── DATA SHOWN ──

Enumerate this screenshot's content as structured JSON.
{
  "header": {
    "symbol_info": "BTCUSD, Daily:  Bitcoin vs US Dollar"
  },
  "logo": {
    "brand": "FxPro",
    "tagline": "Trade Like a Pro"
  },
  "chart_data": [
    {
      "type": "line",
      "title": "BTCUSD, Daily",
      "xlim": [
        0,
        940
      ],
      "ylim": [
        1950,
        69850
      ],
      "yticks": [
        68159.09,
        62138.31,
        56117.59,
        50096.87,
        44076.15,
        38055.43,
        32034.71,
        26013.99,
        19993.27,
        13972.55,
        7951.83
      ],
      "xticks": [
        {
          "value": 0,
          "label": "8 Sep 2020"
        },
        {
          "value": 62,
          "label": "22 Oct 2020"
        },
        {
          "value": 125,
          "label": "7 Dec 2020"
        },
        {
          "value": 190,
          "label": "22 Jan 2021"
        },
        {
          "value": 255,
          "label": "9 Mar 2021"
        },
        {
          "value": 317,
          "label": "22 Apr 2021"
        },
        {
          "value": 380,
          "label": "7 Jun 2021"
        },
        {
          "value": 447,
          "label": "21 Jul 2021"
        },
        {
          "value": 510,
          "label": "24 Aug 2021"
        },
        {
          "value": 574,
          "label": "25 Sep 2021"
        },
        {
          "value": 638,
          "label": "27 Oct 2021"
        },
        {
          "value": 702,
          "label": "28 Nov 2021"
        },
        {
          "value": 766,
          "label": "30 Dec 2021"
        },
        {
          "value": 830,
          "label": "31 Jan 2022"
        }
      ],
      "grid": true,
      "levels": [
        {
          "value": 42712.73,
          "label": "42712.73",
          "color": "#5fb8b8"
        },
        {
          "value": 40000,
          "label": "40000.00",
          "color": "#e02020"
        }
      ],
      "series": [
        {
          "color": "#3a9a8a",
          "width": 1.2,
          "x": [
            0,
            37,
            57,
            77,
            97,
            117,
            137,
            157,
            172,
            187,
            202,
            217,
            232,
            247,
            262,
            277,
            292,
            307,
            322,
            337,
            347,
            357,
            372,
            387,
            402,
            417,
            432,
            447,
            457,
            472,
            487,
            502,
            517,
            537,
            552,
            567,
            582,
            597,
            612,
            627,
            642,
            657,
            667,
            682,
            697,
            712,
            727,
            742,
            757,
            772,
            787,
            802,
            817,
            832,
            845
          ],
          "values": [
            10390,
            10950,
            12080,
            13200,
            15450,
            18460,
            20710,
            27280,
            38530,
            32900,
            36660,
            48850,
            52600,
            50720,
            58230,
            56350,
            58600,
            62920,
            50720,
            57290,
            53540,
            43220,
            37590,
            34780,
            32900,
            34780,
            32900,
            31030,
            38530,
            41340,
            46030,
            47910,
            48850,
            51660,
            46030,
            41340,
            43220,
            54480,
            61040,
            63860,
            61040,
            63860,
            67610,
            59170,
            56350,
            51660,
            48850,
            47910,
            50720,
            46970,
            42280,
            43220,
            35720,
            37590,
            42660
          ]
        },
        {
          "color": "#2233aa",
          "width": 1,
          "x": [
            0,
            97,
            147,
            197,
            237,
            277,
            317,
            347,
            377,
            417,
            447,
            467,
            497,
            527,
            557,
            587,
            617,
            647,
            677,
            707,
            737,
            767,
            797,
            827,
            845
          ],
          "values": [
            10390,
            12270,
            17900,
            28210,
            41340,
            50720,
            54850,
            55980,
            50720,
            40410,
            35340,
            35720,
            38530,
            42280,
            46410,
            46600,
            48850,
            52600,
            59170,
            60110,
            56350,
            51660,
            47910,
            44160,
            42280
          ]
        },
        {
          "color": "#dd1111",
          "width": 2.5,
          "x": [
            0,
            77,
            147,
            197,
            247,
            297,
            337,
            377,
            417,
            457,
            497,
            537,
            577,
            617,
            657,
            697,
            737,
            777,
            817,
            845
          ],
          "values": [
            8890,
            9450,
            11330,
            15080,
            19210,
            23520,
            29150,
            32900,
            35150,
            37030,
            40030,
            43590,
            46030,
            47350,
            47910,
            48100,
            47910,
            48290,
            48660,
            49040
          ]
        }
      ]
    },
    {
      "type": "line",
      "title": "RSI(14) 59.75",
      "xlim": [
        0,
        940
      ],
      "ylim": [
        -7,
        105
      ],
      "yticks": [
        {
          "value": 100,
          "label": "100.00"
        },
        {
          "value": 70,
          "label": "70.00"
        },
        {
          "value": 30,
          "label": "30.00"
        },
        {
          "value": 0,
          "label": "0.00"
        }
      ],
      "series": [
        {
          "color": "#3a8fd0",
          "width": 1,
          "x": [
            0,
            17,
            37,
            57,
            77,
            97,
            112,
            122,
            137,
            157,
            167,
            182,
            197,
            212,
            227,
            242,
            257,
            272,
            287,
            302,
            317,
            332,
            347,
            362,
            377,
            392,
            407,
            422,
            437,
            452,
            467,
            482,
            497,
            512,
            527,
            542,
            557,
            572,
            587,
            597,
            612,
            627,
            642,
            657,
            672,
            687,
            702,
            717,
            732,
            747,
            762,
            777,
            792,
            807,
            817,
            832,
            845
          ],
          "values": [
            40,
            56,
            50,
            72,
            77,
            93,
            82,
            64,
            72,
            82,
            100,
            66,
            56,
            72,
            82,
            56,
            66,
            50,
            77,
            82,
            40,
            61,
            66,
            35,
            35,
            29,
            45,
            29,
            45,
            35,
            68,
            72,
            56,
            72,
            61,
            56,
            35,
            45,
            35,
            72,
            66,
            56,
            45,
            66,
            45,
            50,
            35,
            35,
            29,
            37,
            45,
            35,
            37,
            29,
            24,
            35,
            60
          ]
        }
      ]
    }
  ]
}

───

EXERCISE PROMPT - Go through the listing and copy all of it exactly.

TASK RESPONSE -
Enumerate this screenshot's content as structured JSON.
{
  "header": {
    "symbol_info": "BTCUSD, Daily:  Bitcoin vs US Dollar"
  },
  "logo": {
    "brand": "FxPro",
    "tagline": "Trade Like a Pro"
  },
  "chart_data": [
    {
      "type": "line",
      "title": "BTCUSD, Daily",
      "xlim": [
        0,
        940
      ],
      "ylim": [
        1950,
        69850
      ],
      "yticks": [
        68159.09,
        62138.31,
        56117.59,
        50096.87,
        44076.15,
        38055.43,
        32034.71,
        26013.99,
        19993.27,
        13972.55,
        7951.83
      ],
      "xticks": [
        {
          "value": 0,
          "label": "8 Sep 2020"
        },
        {
          "value": 62,
          "label": "22 Oct 2020"
        },
        {
          "value": 125,
          "label": "7 Dec 2020"
        },
        {
          "value": 190,
          "label": "22 Jan 2021"
        },
        {
          "value": 255,
          "label": "9 Mar 2021"
        },
        {
          "value": 317,
          "label": "22 Apr 2021"
        },
        {
          "value": 380,
          "label": "7 Jun 2021"
        },
        {
          "value": 447,
          "label": "21 Jul 2021"
        },
        {
          "value": 510,
          "label": "24 Aug 2021"
        },
        {
          "value": 574,
          "label": "25 Sep 2021"
        },
        {
          "value": 638,
          "label": "27 Oct 2021"
        },
        {
          "value": 702,
          "label": "28 Nov 2021"
        },
        {
          "value": 766,
          "label": "30 Dec 2021"
        },
        {
          "value": 830,
          "label": "31 Jan 2022"
        }
      ],
      "grid": true,
      "levels": [
        {
          "value": 42712.73,
          "label": "42712.73",
          "color": "#5fb8b8"
        },
        {
          "value": 40000,
          "label": "40000.00",
          "color": "#e02020"
        }
      ],
      "series": [
        {
          "color": "#3a9a8a",
          "width": 1.2,
          "x": [
            0,
            37,
            57,
            77,
            97,
            117,
            137,
            157,
            172,
            187,
            202,
            217,
            232,
            247,
            262,
            277,
            292,
            307,
            322,
            337,
            347,
            357,
            372,
            387,
            402,
            417,
            432,
            447,
            457,
            472,
            487,
            502,
            517,
            537,
            552,
            567,
            582,
            597,
            612,
            627,
            642,
            657,
            667,
            682,
            697,
            712,
            727,
            742,
            757,
            772,
            787,
            802,
            817,
            832,
            845
          ],
          "values": [
            10390,
            10950,
            12080,
            13200,
            15450,
            18460,
            20710,
            27280,
            38530,
            32900,
            36660,
            48850,
            52600,
            50720,
            58230,
            56350,
            58600,
            62920,
            50720,
            57290,
            53540,
            43220,
            37590,
            34780,
            32900,
            34780,
            32900,
            31030,
            38530,
            41340,
            46030,
            47910,
            48850,
            51660,
            46030,
            41340,
            43220,
            54480,
            61040,
            63860,
            61040,
            63860,
            67610,
            59170,
            56350,
            51660,
            48850,
            47910,
            50720,
            46970,
            42280,
            43220,
            35720,
            37590,
            42660
          ]
        },
        {
          "color": "#2233aa",
          "width": 1,
          "x": [
            0,
            97,
            147,
            197,
            237,
            277,
            317,
            347,
            377,
            417,
            447,
            467,
            497,
            527,
            557,
            587,
            617,
            647,
            677,
            707,
            737,
            767,
            797,
            827,
            845
          ],
          "values": [
            10390,
            12270,
            17900,
            28210,
            41340,
            50720,
            54850,
            55980,
            50720,
            40410,
            35340,
            35720,
            38530,
            42280,
            46410,
            46600,
            48850,
            52600,
            59170,
            60110,
            56350,
            51660,
            47910,
            44160,
            42280
          ]
        },
        {
          "color": "#dd1111",
          "width": 2.5,
          "x": [
            0,
            77,
            147,
            197,
            247,
            297,
            337,
            377,
            417,
            457,
            497,
            537,
            577,
            617,
            657,
            697,
            737,
            777,
            817,
            845
          ],
          "values": [
            8890,
            9450,
            11330,
            15080,
            19210,
            23520,
            29150,
            32900,
            35150,
            37030,
            40030,
            43590,
            46030,
            47350,
            47910,
            48100,
            47910,
            48290,
            48660,
            49040
          ]
        }
      ]
    },
    {
      "type": "line",
      "title": "RSI(14) 59.75",
      "xlim": [
        0,
        940
      ],
      "ylim": [
        -7,
        105
      ],
      "yticks": [
        {
          "value": 100,
          "label": "100.00"
        },
        {
          "value": 70,
          "label": "70.00"
        },
        {
          "value": 30,
          "label": "30.00"
        },
        {
          "value": 0,
          "label": "0.00"
        }
      ],
      "series": [
        {
          "color": "#3a8fd0",
          "width": 1,
          "x": [
            0,
            17,
            37,
            57,
            77,
            97,
            112,
            122,
            137,
            157,
            167,
            182,
            197,
            212,
            227,
            242,
            257,
            272,
            287,
            302,
            317,
            332,
            347,
            362,
            377,
            392,
            407,
            422,
            437,
            452,
            467,
            482,
            497,
            512,
            527,
            542,
            557,
            572,
            587,
            597,
            612,
            627,
            642,
            657,
            672,
            687,
            702,
            717,
            732,
            747,
            762,
            777,
            792,
            807,
            817,
            832,
            845
          ],
          "values": [
            40,
            56,
            50,
            72,
            77,
            93,
            82,
            64,
            72,
            82,
            100,
            66,
            56,
            72,
            82,
            56,
            66,
            50,
            77,
            82,
            40,
            61,
            66,
            35,
            35,
            29,
            45,
            29,
            45,
            35,
            68,
            72,
            56,
            72,
            61,
            56,
            35,
            45,
            35,
            72,
            66,
            56,
            45,
            66,
            45,
            50,
            35,
            35,
            29,
            37,
            45,
            35,
            37,
            29,
            24,
            35,
            60
          ]
        }
      ]
    }
  ]
}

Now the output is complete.